> EXERCISE DIRECTIONS: Make an exact copy of the data below, leaving out every picture.

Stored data
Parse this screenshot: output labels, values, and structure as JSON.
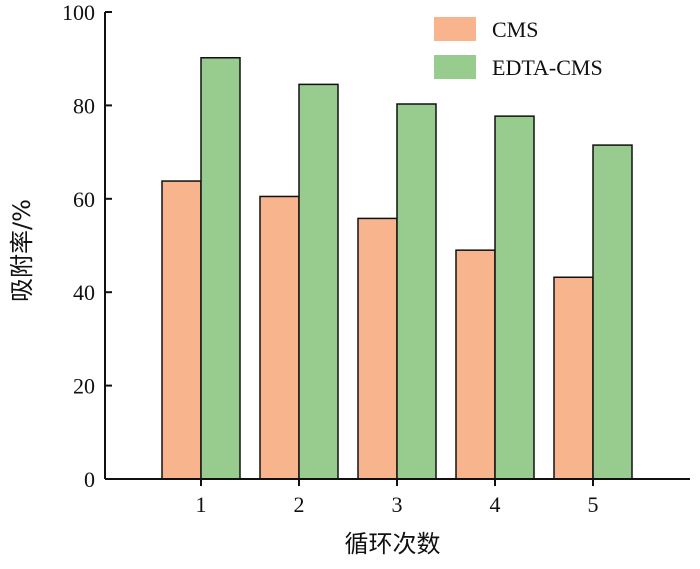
{
  "chart_data": {
    "type": "bar",
    "title": "",
    "xlabel": "循环次数",
    "ylabel": "吸附率/%",
    "categories": [
      "1",
      "2",
      "3",
      "4",
      "5"
    ],
    "series": [
      {
        "name": "CMS",
        "values": [
          63.8,
          60.5,
          55.8,
          49.0,
          43.2
        ],
        "color": "#F8B48C"
      },
      {
        "name": "EDTA-CMS",
        "values": [
          90.2,
          84.5,
          80.3,
          77.7,
          71.5
        ],
        "color": "#98CB8E"
      }
    ],
    "ylim": [
      0,
      100
    ],
    "yticks": [
      "0",
      "20",
      "40",
      "60",
      "80",
      "100"
    ],
    "legend_position": "top-right",
    "grid": false
  }
}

> FINISHED EXERCISE:
Parse this screenshot: output labels, values, and structure as JSON.
{
  "chart_data": {
    "type": "bar",
    "title": "",
    "xlabel": "循环次数",
    "ylabel": "吸附率/%",
    "categories": [
      "1",
      "2",
      "3",
      "4",
      "5"
    ],
    "series": [
      {
        "name": "CMS",
        "values": [
          63.8,
          60.5,
          55.8,
          49.0,
          43.2
        ],
        "color": "#F8B48C"
      },
      {
        "name": "EDTA-CMS",
        "values": [
          90.2,
          84.5,
          80.3,
          77.7,
          71.5
        ],
        "color": "#98CB8E"
      }
    ],
    "ylim": [
      0,
      100
    ],
    "yticks": [
      "0",
      "20",
      "40",
      "60",
      "80",
      "100"
    ],
    "legend_position": "top-right",
    "grid": false
  }
}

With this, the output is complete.